▶ _DESCRIPTION OF THE TASK_: In your copy, leave out the pictures and repeat the entries below exactly.

[start]

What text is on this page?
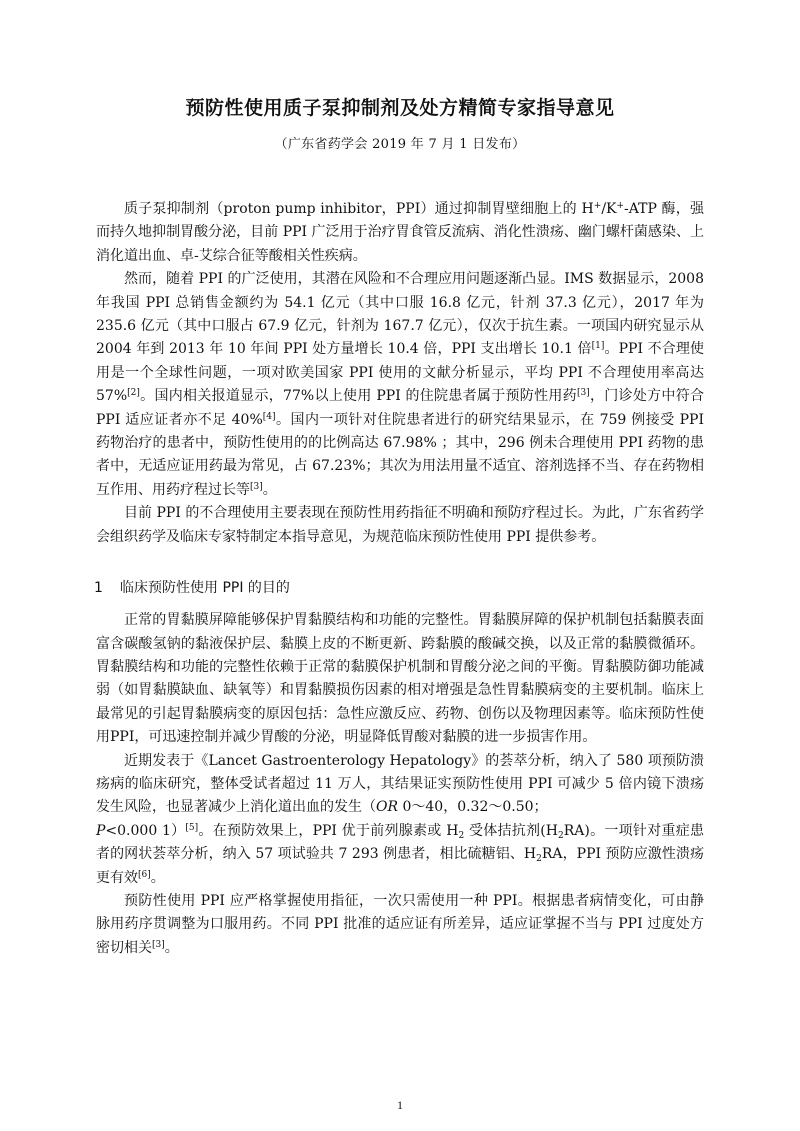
预防性使用质子泵抑制剂及处方精简专家指导意见
（广东省药学会 2019 年 7 月 1 日发布）

质子泵抑制剂（proton pump inhibitor，PPI）通过抑制胃壁细胞上的 H+/K+-ATP 酶，强而持久地抑制胃酸分泌，目前 PPI 广泛用于治疗胃食管反流病、消化性溃疡、幽门螺杆菌感染、上消化道出血、卓-艾综合征等酸相关性疾病。

然而，随着 PPI 的广泛使用，其潜在风险和不合理应用问题逐渐凸显。IMS 数据显示，2008 年我国 PPI 总销售金额约为 54.1 亿元（其中口服 16.8 亿元，针剂 37.3 亿元），2017 年为 235.6 亿元（其中口服占 67.9 亿元，针剂为 167.7 亿元），仅次于抗生素。一项国内研究显示从 2004 年到 2013 年 10 年间 PPI 处方量增长 10.4 倍，PPI 支出增长 10.1 倍[1]。PPI 不合理使用是一个全球性问题，一项对欧美国家 PPI 使用的文献分析显示，平均 PPI 不合理使用率高达 57%[2]。国内相关报道显示，77%以上使用 PPI 的住院患者属于预防性用药[3]，门诊处方中符合 PPI 适应证者亦不足 40%[4]。国内一项针对住院患者进行的研究结果显示，在 759 例接受 PPI 药物治疗的患者中，预防性使用的的比例高达 67.98% ；其中，296 例未合理使用 PPI 药物的患者中，无适应证用药最为常见，占 67.23%；其次为用法用量不适宜、溶剂选择不当、存在药物相互作用、用药疗程过长等[3]。

目前 PPI 的不合理使用主要表现在预防性用药指征不明确和预防疗程过长。为此，广东省药学会组织药学及临床专家特制定本指导意见，为规范临床预防性使用 PPI 提供参考。

1 临床预防性使用 PPI 的目的

正常的胃黏膜屏障能够保护胃黏膜结构和功能的完整性。胃黏膜屏障的保护机制包括黏膜表面富含碳酸氢钠的黏液保护层、黏膜上皮的不断更新、跨黏膜的酸碱交换，以及正常的黏膜微循环。胃黏膜结构和功能的完整性依赖于正常的黏膜保护机制和胃酸分泌之间的平衡。胃黏膜防御功能减弱（如胃黏膜缺血、缺氧等）和胃黏膜损伤因素的相对增强是急性胃黏膜病变的主要机制。临床上最常见的引起胃黏膜病变的原因包括：急性应激反应、药物、创伤以及物理因素等。临床预防性使用PPI，可迅速控制并减少胃酸的分泌，明显降低胃酸对黏膜的进一步损害作用。

近期发表于《Lancet Gastroenterology Hepatology》的荟萃分析，纳入了 580 项预防溃疡病的临床研究，整体受试者超过 11 万人，其结果证实预防性使用 PPI 可减少 5 倍内镜下溃疡发生风险，也显著减少上消化道出血的发生（OR 0～40，0.32～0.50；
P<0.000 1）[5]。在预防效果上，PPI 优于前列腺素或 $H_2$ 受体拮抗剂$(H_2RA)$。一项针对重症患者的网状荟萃分析，纳入 57 项试验共 7 293 例患者，相比硫糖铝、$H_2RA$，PPI 预防应激性溃疡更有效[6]。

预防性使用 PPI 应严格掌握使用指征，一次只需使用一种 PPI。根据患者病情变化，可由静脉用药序贯调整为口服用药。不同 PPI 批准的适应证有所差异，适应证掌握不当与 PPI 过度处方密切相关[3]。

1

[end]

▶ _ANSWER IN FULL_:
What text is on this page?
预防性使用质子泵抑制剂及处方精简专家指导意见
（广东省药学会 2019 年 7 月 1 日发布）

质子泵抑制剂（proton pump inhibitor，PPI）通过抑制胃壁细胞上的 H+/K+-ATP 酶，强而持久地抑制胃酸分泌，目前 PPI 广泛用于治疗胃食管反流病、消化性溃疡、幽门螺杆菌感染、上消化道出血、卓-艾综合征等酸相关性疾病。

然而，随着 PPI 的广泛使用，其潜在风险和不合理应用问题逐渐凸显。IMS 数据显示，2008 年我国 PPI 总销售金额约为 54.1 亿元（其中口服 16.8 亿元，针剂 37.3 亿元），2017 年为 235.6 亿元（其中口服占 67.9 亿元，针剂为 167.7 亿元），仅次于抗生素。一项国内研究显示从 2004 年到 2013 年 10 年间 PPI 处方量增长 10.4 倍，PPI 支出增长 10.1 倍[1]。PPI 不合理使用是一个全球性问题，一项对欧美国家 PPI 使用的文献分析显示，平均 PPI 不合理使用率高达 57%[2]。国内相关报道显示，77%以上使用 PPI 的住院患者属于预防性用药[3]，门诊处方中符合 PPI 适应证者亦不足 40%[4]。国内一项针对住院患者进行的研究结果显示，在 759 例接受 PPI 药物治疗的患者中，预防性使用的的比例高达 67.98% ；其中，296 例未合理使用 PPI 药物的患者中，无适应证用药最为常见，占 67.23%；其次为用法用量不适宜、溶剂选择不当、存在药物相互作用、用药疗程过长等[3]。

目前 PPI 的不合理使用主要表现在预防性用药指征不明确和预防疗程过长。为此，广东省药学会组织药学及临床专家特制定本指导意见，为规范临床预防性使用 PPI 提供参考。

1 临床预防性使用 PPI 的目的

正常的胃黏膜屏障能够保护胃黏膜结构和功能的完整性。胃黏膜屏障的保护机制包括黏膜表面富含碳酸氢钠的黏液保护层、黏膜上皮的不断更新、跨黏膜的酸碱交换，以及正常的黏膜微循环。胃黏膜结构和功能的完整性依赖于正常的黏膜保护机制和胃酸分泌之间的平衡。胃黏膜防御功能减弱（如胃黏膜缺血、缺氧等）和胃黏膜损伤因素的相对增强是急性胃黏膜病变的主要机制。临床上最常见的引起胃黏膜病变的原因包括：急性应激反应、药物、创伤以及物理因素等。临床预防性使用PPI，可迅速控制并减少胃酸的分泌，明显降低胃酸对黏膜的进一步损害作用。

近期发表于《Lancet Gastroenterology Hepatology》的荟萃分析，纳入了 580 项预防溃疡病的临床研究，整体受试者超过 11 万人，其结果证实预防性使用 PPI 可减少 5 倍内镜下溃疡发生风险，也显著减少上消化道出血的发生（OR 0～40，0.32～0.50；
P<0.000 1）[5]。在预防效果上，PPI 优于前列腺素或 $H_2$ 受体拮抗剂$(H_2RA)$。一项针对重症患者的网状荟萃分析，纳入 57 项试验共 7 293 例患者，相比硫糖铝、$H_2RA$，PPI 预防应激性溃疡更有效[6]。

预防性使用 PPI 应严格掌握使用指征，一次只需使用一种 PPI。根据患者病情变化，可由静脉用药序贯调整为口服用药。不同 PPI 批准的适应证有所差异，适应证掌握不当与 PPI 过度处方密切相关[3]。

1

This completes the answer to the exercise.